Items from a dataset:
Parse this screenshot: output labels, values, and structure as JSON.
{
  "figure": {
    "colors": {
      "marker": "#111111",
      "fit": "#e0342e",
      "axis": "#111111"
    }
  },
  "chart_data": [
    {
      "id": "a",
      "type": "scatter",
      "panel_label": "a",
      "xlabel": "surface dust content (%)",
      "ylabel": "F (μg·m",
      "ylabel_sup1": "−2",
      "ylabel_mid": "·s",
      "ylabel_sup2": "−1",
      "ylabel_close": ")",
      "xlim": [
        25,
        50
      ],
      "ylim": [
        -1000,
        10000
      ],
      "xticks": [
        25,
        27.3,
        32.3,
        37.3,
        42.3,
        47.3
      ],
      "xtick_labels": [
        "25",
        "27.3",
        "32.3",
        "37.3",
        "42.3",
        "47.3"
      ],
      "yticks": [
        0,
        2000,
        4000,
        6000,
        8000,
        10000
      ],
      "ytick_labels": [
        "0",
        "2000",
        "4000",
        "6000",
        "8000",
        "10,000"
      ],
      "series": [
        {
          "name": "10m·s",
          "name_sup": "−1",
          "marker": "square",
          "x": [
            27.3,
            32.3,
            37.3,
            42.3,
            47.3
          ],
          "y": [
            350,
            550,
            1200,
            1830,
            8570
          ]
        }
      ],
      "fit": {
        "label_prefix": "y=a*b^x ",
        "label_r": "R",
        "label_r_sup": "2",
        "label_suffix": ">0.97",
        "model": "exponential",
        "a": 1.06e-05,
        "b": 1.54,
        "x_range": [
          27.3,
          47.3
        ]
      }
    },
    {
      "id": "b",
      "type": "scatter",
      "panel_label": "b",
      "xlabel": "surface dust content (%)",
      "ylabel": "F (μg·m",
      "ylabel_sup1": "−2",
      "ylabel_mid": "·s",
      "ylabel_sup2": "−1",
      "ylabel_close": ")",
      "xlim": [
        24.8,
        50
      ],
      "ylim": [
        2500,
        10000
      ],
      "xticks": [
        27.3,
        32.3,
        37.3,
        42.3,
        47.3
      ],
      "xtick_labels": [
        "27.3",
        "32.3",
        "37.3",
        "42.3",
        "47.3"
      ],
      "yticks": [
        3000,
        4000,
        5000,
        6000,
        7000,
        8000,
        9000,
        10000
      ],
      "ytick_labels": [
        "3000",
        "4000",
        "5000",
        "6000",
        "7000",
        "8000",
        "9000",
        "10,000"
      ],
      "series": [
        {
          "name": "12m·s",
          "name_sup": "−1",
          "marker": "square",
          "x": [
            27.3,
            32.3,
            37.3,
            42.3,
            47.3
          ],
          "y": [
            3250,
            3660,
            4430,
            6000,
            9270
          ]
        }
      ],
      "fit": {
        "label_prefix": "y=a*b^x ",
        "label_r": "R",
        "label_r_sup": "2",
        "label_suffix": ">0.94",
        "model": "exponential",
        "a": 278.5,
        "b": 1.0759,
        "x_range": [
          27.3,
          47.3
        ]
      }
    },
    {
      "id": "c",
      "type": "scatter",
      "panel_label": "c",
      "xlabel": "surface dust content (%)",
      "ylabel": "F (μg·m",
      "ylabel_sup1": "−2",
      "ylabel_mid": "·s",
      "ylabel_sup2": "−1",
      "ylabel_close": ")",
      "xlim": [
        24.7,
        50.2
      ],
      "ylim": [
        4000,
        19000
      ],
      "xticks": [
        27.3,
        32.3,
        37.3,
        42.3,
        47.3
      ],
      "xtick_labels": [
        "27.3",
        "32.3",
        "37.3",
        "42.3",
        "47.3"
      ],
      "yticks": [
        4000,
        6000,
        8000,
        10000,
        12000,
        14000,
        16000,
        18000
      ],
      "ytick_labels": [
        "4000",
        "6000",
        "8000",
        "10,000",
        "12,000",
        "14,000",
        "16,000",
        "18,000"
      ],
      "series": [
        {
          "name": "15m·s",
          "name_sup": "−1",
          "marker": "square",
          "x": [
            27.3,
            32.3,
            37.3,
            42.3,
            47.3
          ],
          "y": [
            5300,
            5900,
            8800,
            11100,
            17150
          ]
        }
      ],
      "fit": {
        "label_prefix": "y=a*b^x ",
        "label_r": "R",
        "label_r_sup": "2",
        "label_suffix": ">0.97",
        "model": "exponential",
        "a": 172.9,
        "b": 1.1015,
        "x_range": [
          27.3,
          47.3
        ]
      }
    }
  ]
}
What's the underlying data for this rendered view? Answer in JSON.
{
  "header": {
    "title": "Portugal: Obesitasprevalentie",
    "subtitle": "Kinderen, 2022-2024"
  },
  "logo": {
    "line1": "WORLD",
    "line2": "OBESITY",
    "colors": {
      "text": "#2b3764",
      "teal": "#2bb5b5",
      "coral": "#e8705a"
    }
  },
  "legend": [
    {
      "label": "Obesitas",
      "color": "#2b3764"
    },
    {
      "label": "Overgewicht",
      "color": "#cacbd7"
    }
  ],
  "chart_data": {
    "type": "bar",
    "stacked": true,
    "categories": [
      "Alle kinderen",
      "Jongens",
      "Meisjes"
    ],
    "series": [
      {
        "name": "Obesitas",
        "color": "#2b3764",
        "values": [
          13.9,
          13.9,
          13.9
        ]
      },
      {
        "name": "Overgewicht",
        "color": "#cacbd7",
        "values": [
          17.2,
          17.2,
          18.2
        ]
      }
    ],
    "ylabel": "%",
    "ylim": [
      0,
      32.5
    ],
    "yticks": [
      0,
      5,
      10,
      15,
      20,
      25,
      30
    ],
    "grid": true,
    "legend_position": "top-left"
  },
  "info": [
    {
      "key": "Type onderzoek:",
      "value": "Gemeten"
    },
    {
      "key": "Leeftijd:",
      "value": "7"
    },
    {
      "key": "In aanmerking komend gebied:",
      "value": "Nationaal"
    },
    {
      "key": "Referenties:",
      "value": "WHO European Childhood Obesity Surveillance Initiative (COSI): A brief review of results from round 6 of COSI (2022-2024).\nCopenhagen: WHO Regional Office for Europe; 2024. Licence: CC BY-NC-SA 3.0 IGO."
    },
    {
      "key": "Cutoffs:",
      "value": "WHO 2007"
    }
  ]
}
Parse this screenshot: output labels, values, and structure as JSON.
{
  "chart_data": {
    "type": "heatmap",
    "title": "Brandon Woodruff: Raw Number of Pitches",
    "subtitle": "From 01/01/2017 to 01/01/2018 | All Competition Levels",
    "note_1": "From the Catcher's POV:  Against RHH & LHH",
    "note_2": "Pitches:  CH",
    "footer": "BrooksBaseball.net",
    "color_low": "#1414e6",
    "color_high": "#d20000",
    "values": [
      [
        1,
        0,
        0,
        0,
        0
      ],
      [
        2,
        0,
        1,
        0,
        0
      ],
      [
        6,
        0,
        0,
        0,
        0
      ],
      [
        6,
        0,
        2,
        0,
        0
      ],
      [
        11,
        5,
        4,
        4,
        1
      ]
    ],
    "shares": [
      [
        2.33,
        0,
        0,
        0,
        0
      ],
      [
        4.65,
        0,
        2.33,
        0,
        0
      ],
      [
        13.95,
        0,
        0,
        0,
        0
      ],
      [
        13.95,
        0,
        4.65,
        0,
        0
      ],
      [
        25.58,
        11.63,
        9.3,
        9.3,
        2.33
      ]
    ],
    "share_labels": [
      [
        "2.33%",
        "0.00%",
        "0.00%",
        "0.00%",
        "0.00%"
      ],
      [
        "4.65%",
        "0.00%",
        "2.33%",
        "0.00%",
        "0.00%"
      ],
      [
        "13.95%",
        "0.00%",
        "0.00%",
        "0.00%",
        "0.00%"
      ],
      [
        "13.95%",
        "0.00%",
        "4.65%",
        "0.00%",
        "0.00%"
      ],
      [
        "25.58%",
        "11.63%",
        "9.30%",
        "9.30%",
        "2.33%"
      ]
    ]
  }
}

> [Problem to solve]:
Type the material above out again, exactly.

> [Complete output]:
Parse this screenshot: output labels, values, and structure as JSON.
{
  "figure": {
    "colors": {
      "marker": "#111111",
      "fit": "#e0342e",
      "axis": "#111111"
    }
  },
  "chart_data": [
    {
      "id": "a",
      "type": "scatter",
      "panel_label": "a",
      "xlabel": "surface dust content (%)",
      "ylabel": "F (μg·m",
      "ylabel_sup1": "−2",
      "ylabel_mid": "·s",
      "ylabel_sup2": "−1",
      "ylabel_close": ")",
      "xlim": [
        25,
        50
      ],
      "ylim": [
        -1000,
        10000
      ],
      "xticks": [
        25,
        27.3,
        32.3,
        37.3,
        42.3,
        47.3
      ],
      "xtick_labels": [
        "25",
        "27.3",
        "32.3",
        "37.3",
        "42.3",
        "47.3"
      ],
      "yticks": [
        0,
        2000,
        4000,
        6000,
        8000,
        10000
      ],
      "ytick_labels": [
        "0",
        "2000",
        "4000",
        "6000",
        "8000",
        "10,000"
      ],
      "series": [
        {
          "name": "10m·s",
          "name_sup": "−1",
          "marker": "square",
          "x": [
            27.3,
            32.3,
            37.3,
            42.3,
            47.3
          ],
          "y": [
            350,
            550,
            1200,
            1830,
            8570
          ]
        }
      ],
      "fit": {
        "label_prefix": "y=a*b^x ",
        "label_r": "R",
        "label_r_sup": "2",
        "label_suffix": ">0.97",
        "model": "exponential",
        "a": 1.06e-05,
        "b": 1.54,
        "x_range": [
          27.3,
          47.3
        ]
      }
    },
    {
      "id": "b",
      "type": "scatter",
      "panel_label": "b",
      "xlabel": "surface dust content (%)",
      "ylabel": "F (μg·m",
      "ylabel_sup1": "−2",
      "ylabel_mid": "·s",
      "ylabel_sup2": "−1",
      "ylabel_close": ")",
      "xlim": [
        24.8,
        50
      ],
      "ylim": [
        2500,
        10000
      ],
      "xticks": [
        27.3,
        32.3,
        37.3,
        42.3,
        47.3
      ],
      "xtick_labels": [
        "27.3",
        "32.3",
        "37.3",
        "42.3",
        "47.3"
      ],
      "yticks": [
        3000,
        4000,
        5000,
        6000,
        7000,
        8000,
        9000,
        10000
      ],
      "ytick_labels": [
        "3000",
        "4000",
        "5000",
        "6000",
        "7000",
        "8000",
        "9000",
        "10,000"
      ],
      "series": [
        {
          "name": "12m·s",
          "name_sup": "−1",
          "marker": "square",
          "x": [
            27.3,
            32.3,
            37.3,
            42.3,
            47.3
          ],
          "y": [
            3250,
            3660,
            4430,
            6000,
            9270
          ]
        }
      ],
      "fit": {
        "label_prefix": "y=a*b^x ",
        "label_r": "R",
        "label_r_sup": "2",
        "label_suffix": ">0.94",
        "model": "exponential",
        "a": 278.5,
        "b": 1.0759,
        "x_range": [
          27.3,
          47.3
        ]
      }
    },
    {
      "id": "c",
      "type": "scatter",
      "panel_label": "c",
      "xlabel": "surface dust content (%)",
      "ylabel": "F (μg·m",
      "ylabel_sup1": "−2",
      "ylabel_mid": "·s",
      "ylabel_sup2": "−1",
      "ylabel_close": ")",
      "xlim": [
        24.7,
        50.2
      ],
      "ylim": [
        4000,
        19000
      ],
      "xticks": [
        27.3,
        32.3,
        37.3,
        42.3,
        47.3
      ],
      "xtick_labels": [
        "27.3",
        "32.3",
        "37.3",
        "42.3",
        "47.3"
      ],
      "yticks": [
        4000,
        6000,
        8000,
        10000,
        12000,
        14000,
        16000,
        18000
      ],
      "ytick_labels": [
        "4000",
        "6000",
        "8000",
        "10,000",
        "12,000",
        "14,000",
        "16,000",
        "18,000"
      ],
      "series": [
        {
          "name": "15m·s",
          "name_sup": "−1",
          "marker": "square",
          "x": [
            27.3,
            32.3,
            37.3,
            42.3,
            47.3
          ],
          "y": [
            5300,
            5900,
            8800,
            11100,
            17150
          ]
        }
      ],
      "fit": {
        "label_prefix": "y=a*b^x ",
        "label_r": "R",
        "label_r_sup": "2",
        "label_suffix": ">0.97",
        "model": "exponential",
        "a": 172.9,
        "b": 1.1015,
        "x_range": [
          27.3,
          47.3
        ]
      }
    }
  ]
}
What's the underlying data for this rendered view? Answer in JSON.
{
  "header": {
    "title": "Portugal: Obesitasprevalentie",
    "subtitle": "Kinderen, 2022-2024"
  },
  "logo": {
    "line1": "WORLD",
    "line2": "OBESITY",
    "colors": {
      "text": "#2b3764",
      "teal": "#2bb5b5",
      "coral": "#e8705a"
    }
  },
  "legend": [
    {
      "label": "Obesitas",
      "color": "#2b3764"
    },
    {
      "label": "Overgewicht",
      "color": "#cacbd7"
    }
  ],
  "chart_data": {
    "type": "bar",
    "stacked": true,
    "categories": [
      "Alle kinderen",
      "Jongens",
      "Meisjes"
    ],
    "series": [
      {
        "name": "Obesitas",
        "color": "#2b3764",
        "values": [
          13.9,
          13.9,
          13.9
        ]
      },
      {
        "name": "Overgewicht",
        "color": "#cacbd7",
        "values": [
          17.2,
          17.2,
          18.2
        ]
      }
    ],
    "ylabel": "%",
    "ylim": [
      0,
      32.5
    ],
    "yticks": [
      0,
      5,
      10,
      15,
      20,
      25,
      30
    ],
    "grid": true,
    "legend_position": "top-left"
  },
  "info": [
    {
      "key": "Type onderzoek:",
      "value": "Gemeten"
    },
    {
      "key": "Leeftijd:",
      "value": "7"
    },
    {
      "key": "In aanmerking komend gebied:",
      "value": "Nationaal"
    },
    {
      "key": "Referenties:",
      "value": "WHO European Childhood Obesity Surveillance Initiative (COSI): A brief review of results from round 6 of COSI (2022-2024).\nCopenhagen: WHO Regional Office for Europe; 2024. Licence: CC BY-NC-SA 3.0 IGO."
    },
    {
      "key": "Cutoffs:",
      "value": "WHO 2007"
    }
  ]
}
Parse this screenshot: output labels, values, and structure as JSON.
{
  "chart_data": {
    "type": "heatmap",
    "title": "Brandon Woodruff: Raw Number of Pitches",
    "subtitle": "From 01/01/2017 to 01/01/2018 | All Competition Levels",
    "note_1": "From the Catcher's POV:  Against RHH & LHH",
    "note_2": "Pitches:  CH",
    "footer": "BrooksBaseball.net",
    "color_low": "#1414e6",
    "color_high": "#d20000",
    "values": [
      [
        1,
        0,
        0,
        0,
        0
      ],
      [
        2,
        0,
        1,
        0,
        0
      ],
      [
        6,
        0,
        0,
        0,
        0
      ],
      [
        6,
        0,
        2,
        0,
        0
      ],
      [
        11,
        5,
        4,
        4,
        1
      ]
    ],
    "shares": [
      [
        2.33,
        0,
        0,
        0,
        0
      ],
      [
        4.65,
        0,
        2.33,
        0,
        0
      ],
      [
        13.95,
        0,
        0,
        0,
        0
      ],
      [
        13.95,
        0,
        4.65,
        0,
        0
      ],
      [
        25.58,
        11.63,
        9.3,
        9.3,
        2.33
      ]
    ],
    "share_labels": [
      [
        "2.33%",
        "0.00%",
        "0.00%",
        "0.00%",
        "0.00%"
      ],
      [
        "4.65%",
        "0.00%",
        "2.33%",
        "0.00%",
        "0.00%"
      ],
      [
        "13.95%",
        "0.00%",
        "0.00%",
        "0.00%",
        "0.00%"
      ],
      [
        "13.95%",
        "0.00%",
        "4.65%",
        "0.00%",
        "0.00%"
      ],
      [
        "25.58%",
        "11.63%",
        "9.30%",
        "9.30%",
        "2.33%"
      ]
    ]
  }
}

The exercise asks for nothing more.